Problem requirements -
Rename "log-line" to "output-line" in the lines from the line with "389, 721, 400]" to the line with "run-record-card[interactable]: 2024-01-11 13:44:17", and write those lines out again with nothing else changed.

Records from a collection
********************

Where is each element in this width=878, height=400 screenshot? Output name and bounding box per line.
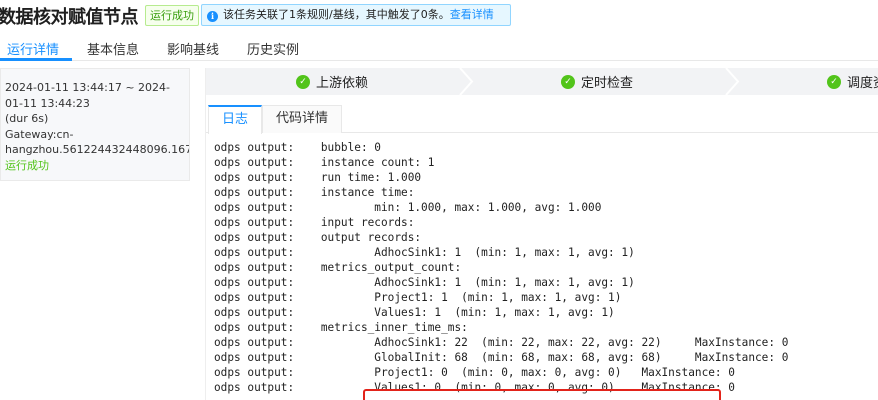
highlight-annotation-box	[363, 389, 721, 400]
log-line: odps output: AdhocSink1: 1 (min: 1, max:…	[214, 276, 635, 289]
check-circle-icon: ✓	[561, 74, 575, 89]
tab-run-details[interactable]: 运行详情	[7, 39, 59, 58]
step-scheduled-check[interactable]: ✓ 定时检查	[561, 68, 633, 95]
active-tab-indicator	[0, 58, 72, 61]
check-circle-icon: ✓	[827, 74, 841, 89]
info-icon: i	[207, 11, 218, 22]
gateway-value: hangzhou.561224432448096.16705	[5, 143, 190, 156]
log-line: odps output: metrics_output_count:	[214, 261, 462, 274]
tab-impact-baseline[interactable]: 影响基线	[167, 39, 219, 58]
main-tabs: 运行详情 基本信息 影响基线 历史实例	[0, 34, 878, 61]
log-line: odps output: AdhocSink1: 22 (min: 22, ma…	[214, 336, 789, 349]
log-line: odps output: bubble: 0	[214, 141, 381, 154]
log-line: odps output: Values1: 1 (min: 1, max: 1,…	[214, 306, 615, 319]
log-line: odps output: Project1: 0 (min: 0, max: 0…	[214, 366, 735, 379]
run-status: 运行成功	[5, 158, 49, 172]
step-label: 调度资	[847, 76, 878, 91]
status-badge: 运行成功	[145, 5, 199, 26]
tab-code-details[interactable]: 代码详情	[262, 105, 342, 133]
tab-basic-info[interactable]: 基本信息	[87, 39, 139, 58]
step-label: 上游依赖	[316, 76, 369, 91]
info-alert-text: 该任务关联了1条规则/基线，其中触发了0条。	[223, 8, 450, 21]
log-line: odps output: output records:	[214, 231, 422, 244]
run-detail-panel: ✓ 上游依赖 ✓ 定时检查 ✓ 调度资 日志 代码详情 odps output: bu…	[205, 68, 878, 400]
run-record-card[interactable]: 2024-01-11 13:44:17 ~ 2024-01-11 13:44:2…	[0, 68, 190, 181]
log-line: odps output: instance time:	[214, 186, 415, 199]
chevron-right-icon	[725, 68, 740, 95]
chevron-right-icon	[459, 68, 474, 95]
log-line: odps output: input records:	[214, 216, 415, 229]
run-steps-bar: ✓ 上游依赖 ✓ 定时检查 ✓ 调度资	[206, 68, 878, 95]
check-circle-icon: ✓	[296, 74, 310, 89]
view-details-link[interactable]: 查看详情	[450, 8, 494, 21]
rule-info-alert: i 该任务关联了1条规则/基线，其中触发了0条。查看详情	[201, 4, 511, 26]
gateway-label: Gateway:cn-	[5, 127, 74, 141]
step-label: 定时检查	[581, 76, 634, 91]
tab-log[interactable]: 日志	[208, 105, 262, 134]
log-line: odps output: metrics_inner_time_ms:	[214, 321, 468, 334]
log-line: odps output: AdhocSink1: 1 (min: 1, max:…	[214, 246, 635, 259]
run-time-range: 2024-01-11 13:44:17 ~ 2024-01-11 13:44:2…	[5, 81, 170, 110]
log-line: odps output: GlobalInit: 68 (min: 68, ma…	[214, 351, 789, 364]
run-duration: (dur 6s)	[5, 112, 49, 125]
log-output: odps output: bubble: 0 odps output: insta…	[214, 140, 788, 395]
log-tabs: 日志 代码详情	[206, 105, 878, 134]
tab-history-instances[interactable]: 历史实例	[247, 39, 299, 58]
step-scheduling-resource[interactable]: ✓ 调度资	[827, 68, 878, 95]
page-title: 数据核对赋值节点	[0, 7, 139, 28]
step-upstream-dependency[interactable]: ✓ 上游依赖	[296, 68, 368, 95]
log-line: odps output: Project1: 1 (min: 1, max: 1…	[214, 291, 622, 304]
log-line: odps output: run time: 1.000	[214, 171, 422, 184]
log-line: odps output: min: 1.000, max: 1.000, avg…	[214, 201, 602, 214]
log-line: odps output: instance count: 1	[214, 156, 435, 169]
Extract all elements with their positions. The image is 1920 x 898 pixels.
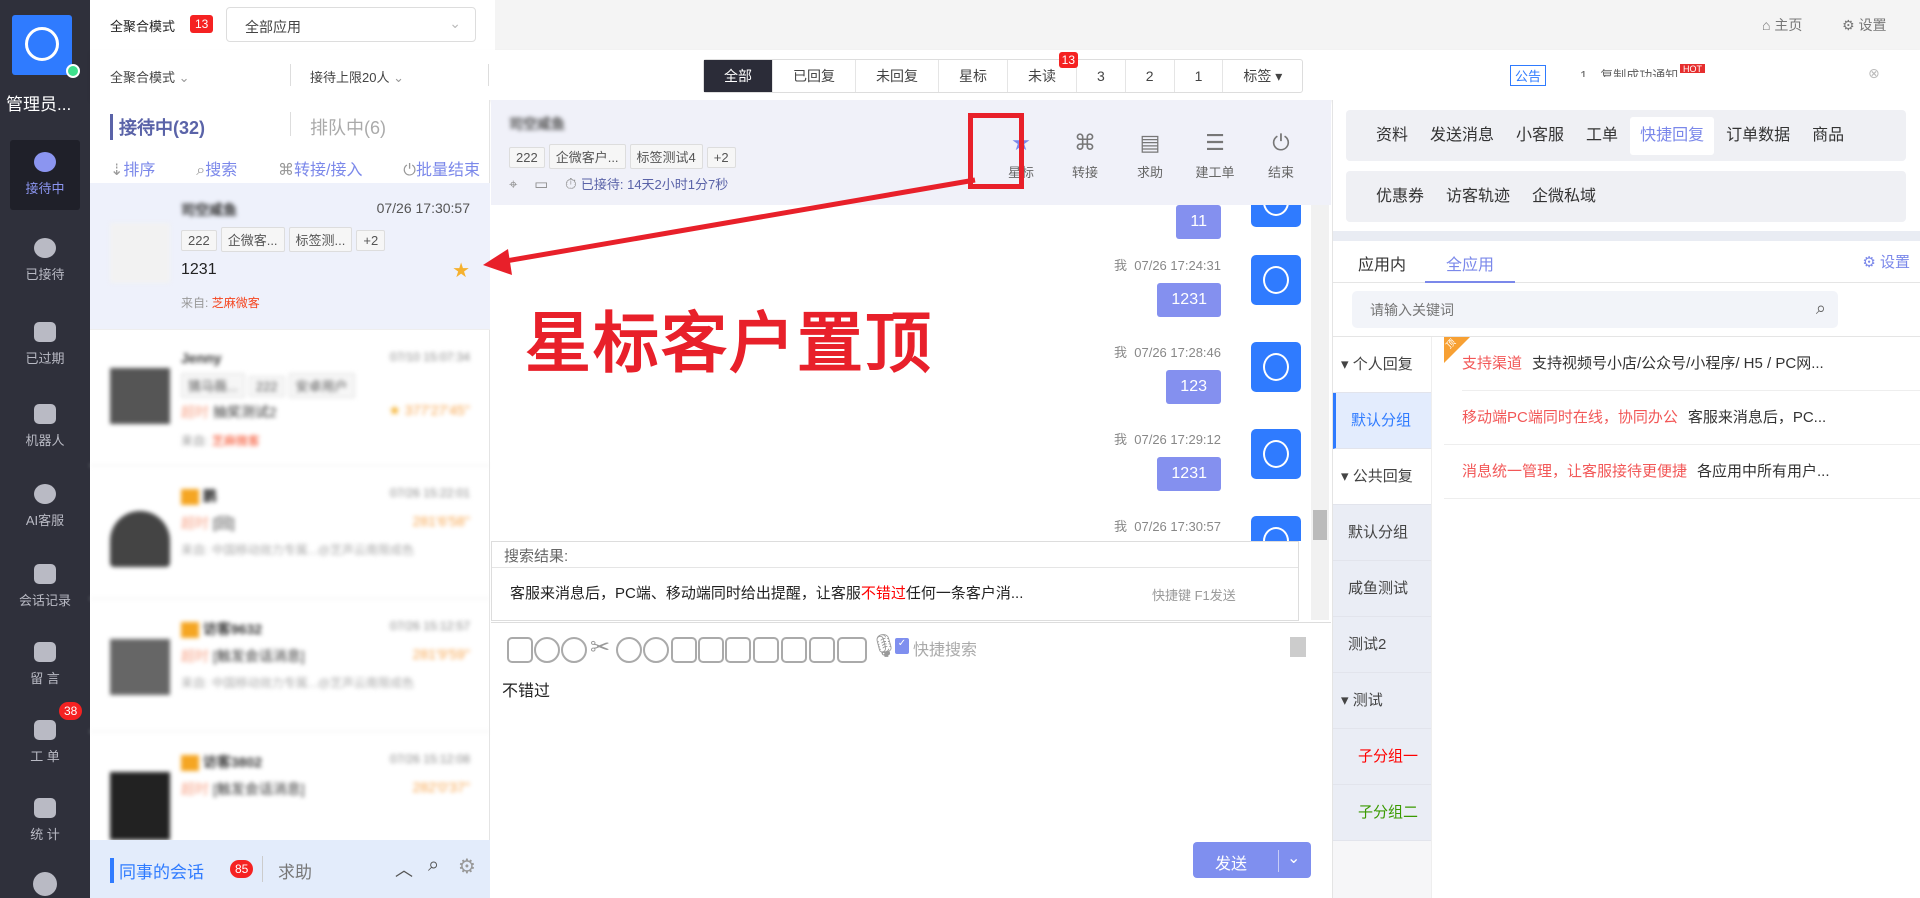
tab-quick-reply[interactable]: 快捷回复: [1630, 116, 1715, 155]
upload-icon[interactable]: [698, 637, 724, 663]
tree-group-personal[interactable]: ▾ 个人回复: [1333, 337, 1431, 393]
search-result-item[interactable]: 客服来消息后，PC端、移动端同时给出提醒，让客服不错过任何一条客户消...: [510, 582, 1023, 603]
contact-card-icon[interactable]: [837, 637, 867, 663]
tab-send-message[interactable]: 发送消息: [1420, 117, 1504, 155]
tree-group-public[interactable]: ▾ 公共回复: [1333, 449, 1431, 505]
tree-empty: [1333, 841, 1431, 898]
tree-item-sub2[interactable]: 子分组二: [1333, 785, 1431, 841]
video-icon[interactable]: [781, 637, 807, 663]
info-tabs-2: 优惠券 访客轨迹 企微私域: [1346, 171, 1906, 222]
invite-icon[interactable]: [616, 637, 642, 663]
shortcut-hint: 快捷键 F1发送: [1152, 588, 1236, 603]
microphone-icon[interactable]: 🎙: [870, 633, 898, 659]
quick-reply-item[interactable]: 支持渠道 支持视频号小店/公众号/小程序/ H5 / PC网...: [1462, 337, 1920, 391]
quick-search-label: 快捷搜索: [913, 642, 978, 659]
inbox-icon[interactable]: [725, 637, 751, 663]
tab-ticket[interactable]: 工单: [1576, 117, 1628, 155]
red-packet-icon[interactable]: [809, 637, 835, 663]
quick-search-checkbox[interactable]: ✓: [895, 638, 909, 654]
tab-in-app[interactable]: 应用内: [1358, 251, 1406, 275]
tree-item-test2[interactable]: 测试2: [1333, 617, 1431, 673]
divider: [1333, 231, 1920, 241]
message-input[interactable]: 不错过: [502, 677, 550, 701]
settings-link[interactable]: ⚙ 设置: [1862, 251, 1910, 272]
info-tabs: 资料 发送消息 小客服 工单 快捷回复 订单数据 商品: [1346, 110, 1906, 161]
tab-mini-service[interactable]: 小客服: [1506, 117, 1574, 155]
history-icon[interactable]: [534, 637, 560, 663]
divider: [1431, 337, 1432, 898]
tab-orders[interactable]: 订单数据: [1716, 117, 1800, 155]
chevron-down-icon: ⌄: [1287, 850, 1301, 867]
tree-item-sub1[interactable]: 子分组一: [1333, 729, 1431, 785]
tree-item-xianyu[interactable]: 咸鱼测试: [1333, 561, 1431, 617]
tab-products[interactable]: 商品: [1802, 117, 1854, 155]
keyword-input[interactable]: [1352, 291, 1752, 328]
emoji-icon[interactable]: [561, 637, 587, 663]
keyword-search[interactable]: ⌕: [1352, 291, 1838, 328]
tab-coupons[interactable]: 优惠券: [1366, 178, 1434, 216]
folder-icon[interactable]: [671, 637, 697, 663]
quick-reply-item[interactable]: 消息统一管理，让客服接待更便捷 各应用中所有用户...: [1444, 445, 1920, 499]
collapse-icon[interactable]: [1290, 637, 1306, 657]
image-icon[interactable]: [507, 637, 533, 663]
send-button[interactable]: 发送 ⌄: [1193, 842, 1311, 878]
annotation-text: 星标客户置顶: [525, 306, 933, 380]
scissors-icon[interactable]: ✂: [590, 633, 610, 662]
tab-visitor-trail[interactable]: 访客轨迹: [1436, 178, 1520, 216]
search-results-title: 搜索结果:: [492, 542, 1298, 568]
tree-item-default-public[interactable]: 默认分组: [1333, 505, 1431, 561]
add-doc-icon[interactable]: [753, 637, 779, 663]
tab-wecom[interactable]: 企微私域: [1522, 178, 1606, 216]
tree-item-default[interactable]: 默认分组: [1333, 393, 1431, 449]
tab-all-apps[interactable]: 全应用: [1425, 241, 1515, 283]
gear-icon: ⚙: [1862, 254, 1880, 271]
timer-48-icon[interactable]: [643, 637, 669, 663]
tab-profile[interactable]: 资料: [1366, 117, 1418, 155]
search-icon[interactable]: ⌕: [1816, 298, 1826, 319]
scope-tabs: 应用内 全应用 ⚙ 设置: [1333, 241, 1920, 283]
quick-reply-item[interactable]: 移动端PC端同时在线，协同办公 客服来消息后，PC...: [1444, 391, 1920, 445]
quick-search-results: 搜索结果: 客服来消息后，PC端、移动端同时给出提醒，让客服不错过任何一条客户消…: [491, 541, 1299, 621]
tree-group-test[interactable]: ▾ 测试: [1333, 673, 1431, 729]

********************

Final result -
highlight-annotation-box	[363, 389, 721, 400]
output-line: odps output: AdhocSink1: 1 (min: 1, max:…	[214, 276, 635, 289]
check-circle-icon: ✓	[561, 74, 575, 89]
tab-run-details[interactable]: 运行详情	[7, 39, 59, 58]
step-scheduled-check[interactable]: ✓ 定时检查	[561, 68, 633, 95]
active-tab-indicator	[0, 58, 72, 61]
check-circle-icon: ✓	[827, 74, 841, 89]
info-icon: i	[207, 11, 218, 22]
gateway-value: hangzhou.561224432448096.16705	[5, 143, 190, 156]
output-line: odps output: metrics_output_count:	[214, 261, 462, 274]
tab-impact-baseline[interactable]: 影响基线	[167, 39, 219, 58]
main-tabs: 运行详情 基本信息 影响基线 历史实例	[0, 34, 878, 61]
output-line: odps output: AdhocSink1: 22 (min: 22, ma…	[214, 336, 789, 349]
output-line: odps output: bubble: 0	[214, 141, 381, 154]
output-line: odps output: Values1: 1 (min: 1, max: 1,…	[214, 306, 615, 319]
output-line: odps output: Project1: 0 (min: 0, max: 0…	[214, 366, 735, 379]
run-status: 运行成功	[5, 158, 49, 172]
step-label: 调度资	[847, 76, 878, 91]
status-badge: 运行成功	[145, 5, 199, 26]
tab-code-details[interactable]: 代码详情	[262, 105, 342, 133]
tab-basic-info[interactable]: 基本信息	[87, 39, 139, 58]
step-label: 上游依赖	[316, 76, 369, 91]
info-alert-text: 该任务关联了1条规则/基线，其中触发了0条。	[223, 8, 450, 21]
output-line: odps output: output records:	[214, 231, 422, 244]
run-detail-panel: ✓ 上游依赖 ✓ 定时检查 ✓ 调度资 日志 代码详情 odps output: bu…	[205, 68, 878, 400]
run-record-card[interactable]: 2024-01-11 13:44:17 ~ 2024-01-11 13:44:2…	[0, 68, 190, 181]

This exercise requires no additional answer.